— Begin Dataset records —
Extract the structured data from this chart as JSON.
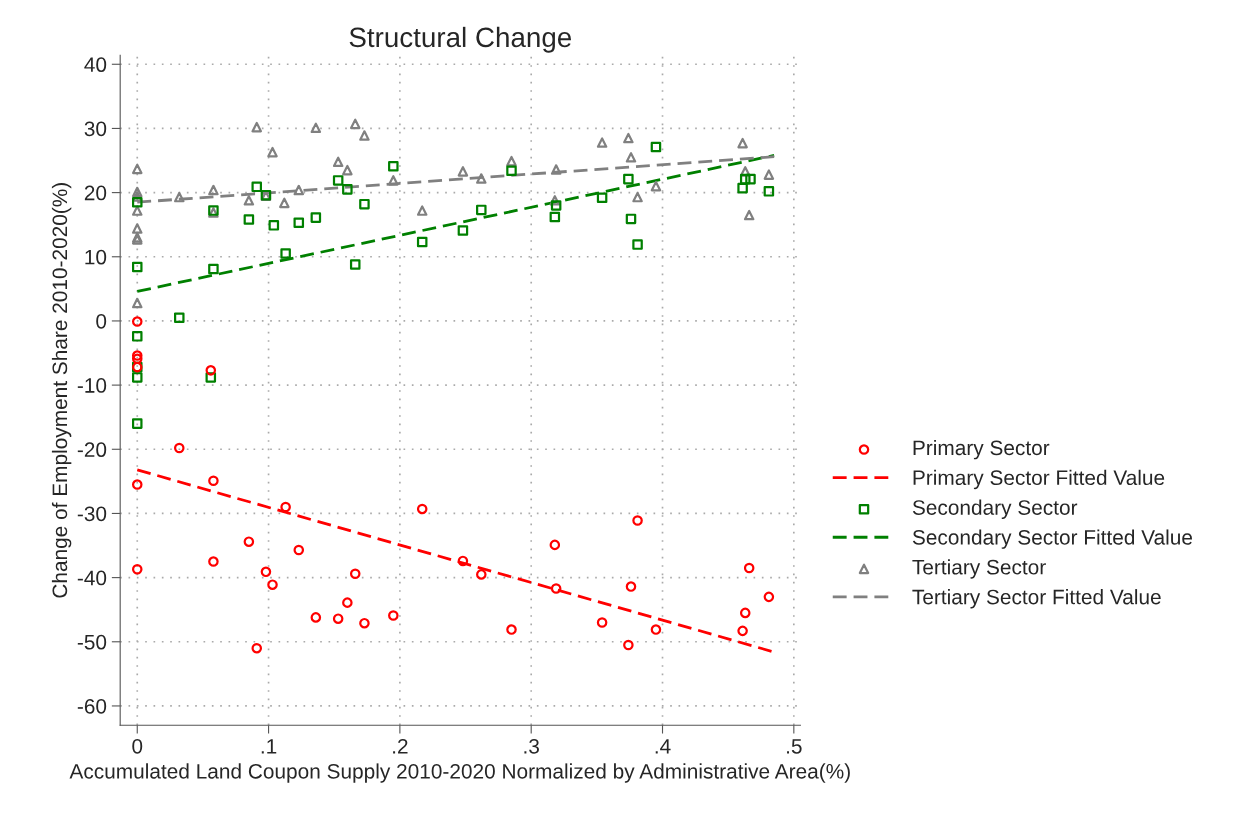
{
  "chart_data": {
    "type": "scatter",
    "title": "Structural Change",
    "xlabel": "Accumulated Land Coupon Supply 2010-2020 Normalized by Administrative Area(%)",
    "ylabel": "Change of Employment Share 2010-2020(%)",
    "xlim": [
      -0.013,
      0.505
    ],
    "ylim": [
      -63,
      41.4
    ],
    "xticks": [
      0,
      {
        "value": 0.1,
        "label": ".1"
      },
      {
        "value": 0.2,
        "label": ".2"
      },
      {
        "value": 0.3,
        "label": ".3"
      },
      {
        "value": 0.4,
        "label": ".4"
      },
      {
        "value": 0.5,
        "label": ".5"
      }
    ],
    "yticks": [
      -60,
      -50,
      -40,
      -30,
      -20,
      -10,
      0,
      10,
      20,
      30,
      40
    ],
    "grid": true,
    "legend": "right",
    "series": [
      {
        "name": "Primary Sector",
        "marker": "circle",
        "color": "#ff0000",
        "x": [
          0,
          0,
          0,
          0,
          0,
          0,
          0.032,
          0.058,
          0.056,
          0.058,
          0.085,
          0.113,
          0.098,
          0.103,
          0.123,
          0.091,
          0.166,
          0.16,
          0.136,
          0.153,
          0.173,
          0.195,
          0.217,
          0.248,
          0.262,
          0.285,
          0.318,
          0.319,
          0.354,
          0.374,
          0.376,
          0.381,
          0.395,
          0.461,
          0.463,
          0.466,
          0.481
        ],
        "values": [
          -0.1,
          -5.4,
          -5.9,
          -7.2,
          -25.5,
          -38.7,
          -19.8,
          -24.9,
          -7.7,
          -37.5,
          -34.4,
          -29.0,
          -39.1,
          -41.1,
          -35.7,
          -51.0,
          -39.4,
          -43.9,
          -46.2,
          -46.4,
          -47.1,
          -45.9,
          -29.3,
          -37.4,
          -39.5,
          -48.1,
          -34.9,
          -41.7,
          -47.0,
          -50.5,
          -41.4,
          -31.1,
          -48.1,
          -48.3,
          -45.5,
          -38.5,
          -43.0
        ]
      },
      {
        "name": "Primary Sector Fitted Value",
        "type": "line",
        "line_style": "dashed",
        "color": "#ff0000",
        "x": [
          0,
          0.485
        ],
        "values": [
          -23.2,
          -51.6
        ]
      },
      {
        "name": "Secondary Sector",
        "marker": "square",
        "color": "#008000",
        "x": [
          0,
          0,
          0,
          0,
          0,
          0,
          0.032,
          0.058,
          0.058,
          0.056,
          0.085,
          0.091,
          0.098,
          0.104,
          0.113,
          0.123,
          0.136,
          0.153,
          0.16,
          0.166,
          0.173,
          0.195,
          0.217,
          0.248,
          0.262,
          0.285,
          0.318,
          0.319,
          0.354,
          0.374,
          0.376,
          0.381,
          0.395,
          0.461,
          0.463,
          0.467,
          0.481
        ],
        "values": [
          18.5,
          8.4,
          -2.4,
          -7.2,
          -8.8,
          -16.0,
          0.5,
          17.2,
          8.1,
          -8.8,
          15.8,
          20.9,
          19.6,
          14.9,
          10.5,
          15.3,
          16.1,
          21.9,
          20.5,
          8.8,
          18.2,
          24.1,
          12.3,
          14.1,
          17.3,
          23.4,
          16.2,
          18.0,
          19.2,
          22.1,
          15.9,
          11.9,
          27.1,
          20.7,
          22.1,
          22.1,
          20.2
        ]
      },
      {
        "name": "Secondary Sector Fitted Value",
        "type": "line",
        "line_style": "dashed",
        "color": "#008000",
        "x": [
          0,
          0.485
        ],
        "values": [
          4.6,
          25.8
        ]
      },
      {
        "name": "Tertiary Sector",
        "marker": "triangle",
        "color": "#808080",
        "x": [
          0,
          0,
          0,
          0,
          0,
          0,
          0,
          0,
          0.032,
          0.058,
          0.058,
          0.085,
          0.091,
          0.098,
          0.103,
          0.112,
          0.123,
          0.136,
          0.153,
          0.16,
          0.166,
          0.173,
          0.195,
          0.217,
          0.248,
          0.262,
          0.285,
          0.318,
          0.319,
          0.354,
          0.374,
          0.376,
          0.381,
          0.395,
          0.461,
          0.463,
          0.466,
          0.481
        ],
        "values": [
          23.7,
          20.1,
          19.4,
          17.2,
          14.4,
          13.0,
          12.7,
          2.8,
          19.3,
          20.4,
          16.9,
          18.8,
          30.2,
          19.5,
          26.3,
          18.4,
          20.4,
          30.1,
          24.8,
          23.5,
          30.7,
          28.9,
          21.9,
          17.2,
          23.3,
          22.2,
          24.9,
          18.8,
          23.6,
          27.8,
          28.5,
          25.5,
          19.3,
          21.0,
          27.7,
          23.3,
          16.5,
          22.8
        ]
      },
      {
        "name": "Tertiary Sector Fitted Value",
        "type": "line",
        "line_style": "dashed",
        "color": "#808080",
        "x": [
          0,
          0.485
        ],
        "values": [
          18.5,
          25.6
        ]
      }
    ]
  }
}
— End Dataset records —
_Problem to work on:_ Every entry must be written out exactly, with all pictures left out.

_Solution:_
Extract the structured data from this chart as JSON.
{
  "chart_data": {
    "type": "scatter",
    "title": "Structural Change",
    "xlabel": "Accumulated Land Coupon Supply 2010-2020 Normalized by Administrative Area(%)",
    "ylabel": "Change of Employment Share 2010-2020(%)",
    "xlim": [
      -0.013,
      0.505
    ],
    "ylim": [
      -63,
      41.4
    ],
    "xticks": [
      0,
      {
        "value": 0.1,
        "label": ".1"
      },
      {
        "value": 0.2,
        "label": ".2"
      },
      {
        "value": 0.3,
        "label": ".3"
      },
      {
        "value": 0.4,
        "label": ".4"
      },
      {
        "value": 0.5,
        "label": ".5"
      }
    ],
    "yticks": [
      -60,
      -50,
      -40,
      -30,
      -20,
      -10,
      0,
      10,
      20,
      30,
      40
    ],
    "grid": true,
    "legend": "right",
    "series": [
      {
        "name": "Primary Sector",
        "marker": "circle",
        "color": "#ff0000",
        "x": [
          0,
          0,
          0,
          0,
          0,
          0,
          0.032,
          0.058,
          0.056,
          0.058,
          0.085,
          0.113,
          0.098,
          0.103,
          0.123,
          0.091,
          0.166,
          0.16,
          0.136,
          0.153,
          0.173,
          0.195,
          0.217,
          0.248,
          0.262,
          0.285,
          0.318,
          0.319,
          0.354,
          0.374,
          0.376,
          0.381,
          0.395,
          0.461,
          0.463,
          0.466,
          0.481
        ],
        "values": [
          -0.1,
          -5.4,
          -5.9,
          -7.2,
          -25.5,
          -38.7,
          -19.8,
          -24.9,
          -7.7,
          -37.5,
          -34.4,
          -29.0,
          -39.1,
          -41.1,
          -35.7,
          -51.0,
          -39.4,
          -43.9,
          -46.2,
          -46.4,
          -47.1,
          -45.9,
          -29.3,
          -37.4,
          -39.5,
          -48.1,
          -34.9,
          -41.7,
          -47.0,
          -50.5,
          -41.4,
          -31.1,
          -48.1,
          -48.3,
          -45.5,
          -38.5,
          -43.0
        ]
      },
      {
        "name": "Primary Sector Fitted Value",
        "type": "line",
        "line_style": "dashed",
        "color": "#ff0000",
        "x": [
          0,
          0.485
        ],
        "values": [
          -23.2,
          -51.6
        ]
      },
      {
        "name": "Secondary Sector",
        "marker": "square",
        "color": "#008000",
        "x": [
          0,
          0,
          0,
          0,
          0,
          0,
          0.032,
          0.058,
          0.058,
          0.056,
          0.085,
          0.091,
          0.098,
          0.104,
          0.113,
          0.123,
          0.136,
          0.153,
          0.16,
          0.166,
          0.173,
          0.195,
          0.217,
          0.248,
          0.262,
          0.285,
          0.318,
          0.319,
          0.354,
          0.374,
          0.376,
          0.381,
          0.395,
          0.461,
          0.463,
          0.467,
          0.481
        ],
        "values": [
          18.5,
          8.4,
          -2.4,
          -7.2,
          -8.8,
          -16.0,
          0.5,
          17.2,
          8.1,
          -8.8,
          15.8,
          20.9,
          19.6,
          14.9,
          10.5,
          15.3,
          16.1,
          21.9,
          20.5,
          8.8,
          18.2,
          24.1,
          12.3,
          14.1,
          17.3,
          23.4,
          16.2,
          18.0,
          19.2,
          22.1,
          15.9,
          11.9,
          27.1,
          20.7,
          22.1,
          22.1,
          20.2
        ]
      },
      {
        "name": "Secondary Sector Fitted Value",
        "type": "line",
        "line_style": "dashed",
        "color": "#008000",
        "x": [
          0,
          0.485
        ],
        "values": [
          4.6,
          25.8
        ]
      },
      {
        "name": "Tertiary Sector",
        "marker": "triangle",
        "color": "#808080",
        "x": [
          0,
          0,
          0,
          0,
          0,
          0,
          0,
          0,
          0.032,
          0.058,
          0.058,
          0.085,
          0.091,
          0.098,
          0.103,
          0.112,
          0.123,
          0.136,
          0.153,
          0.16,
          0.166,
          0.173,
          0.195,
          0.217,
          0.248,
          0.262,
          0.285,
          0.318,
          0.319,
          0.354,
          0.374,
          0.376,
          0.381,
          0.395,
          0.461,
          0.463,
          0.466,
          0.481
        ],
        "values": [
          23.7,
          20.1,
          19.4,
          17.2,
          14.4,
          13.0,
          12.7,
          2.8,
          19.3,
          20.4,
          16.9,
          18.8,
          30.2,
          19.5,
          26.3,
          18.4,
          20.4,
          30.1,
          24.8,
          23.5,
          30.7,
          28.9,
          21.9,
          17.2,
          23.3,
          22.2,
          24.9,
          18.8,
          23.6,
          27.8,
          28.5,
          25.5,
          19.3,
          21.0,
          27.7,
          23.3,
          16.5,
          22.8
        ]
      },
      {
        "name": "Tertiary Sector Fitted Value",
        "type": "line",
        "line_style": "dashed",
        "color": "#808080",
        "x": [
          0,
          0.485
        ],
        "values": [
          18.5,
          25.6
        ]
      }
    ]
  }
}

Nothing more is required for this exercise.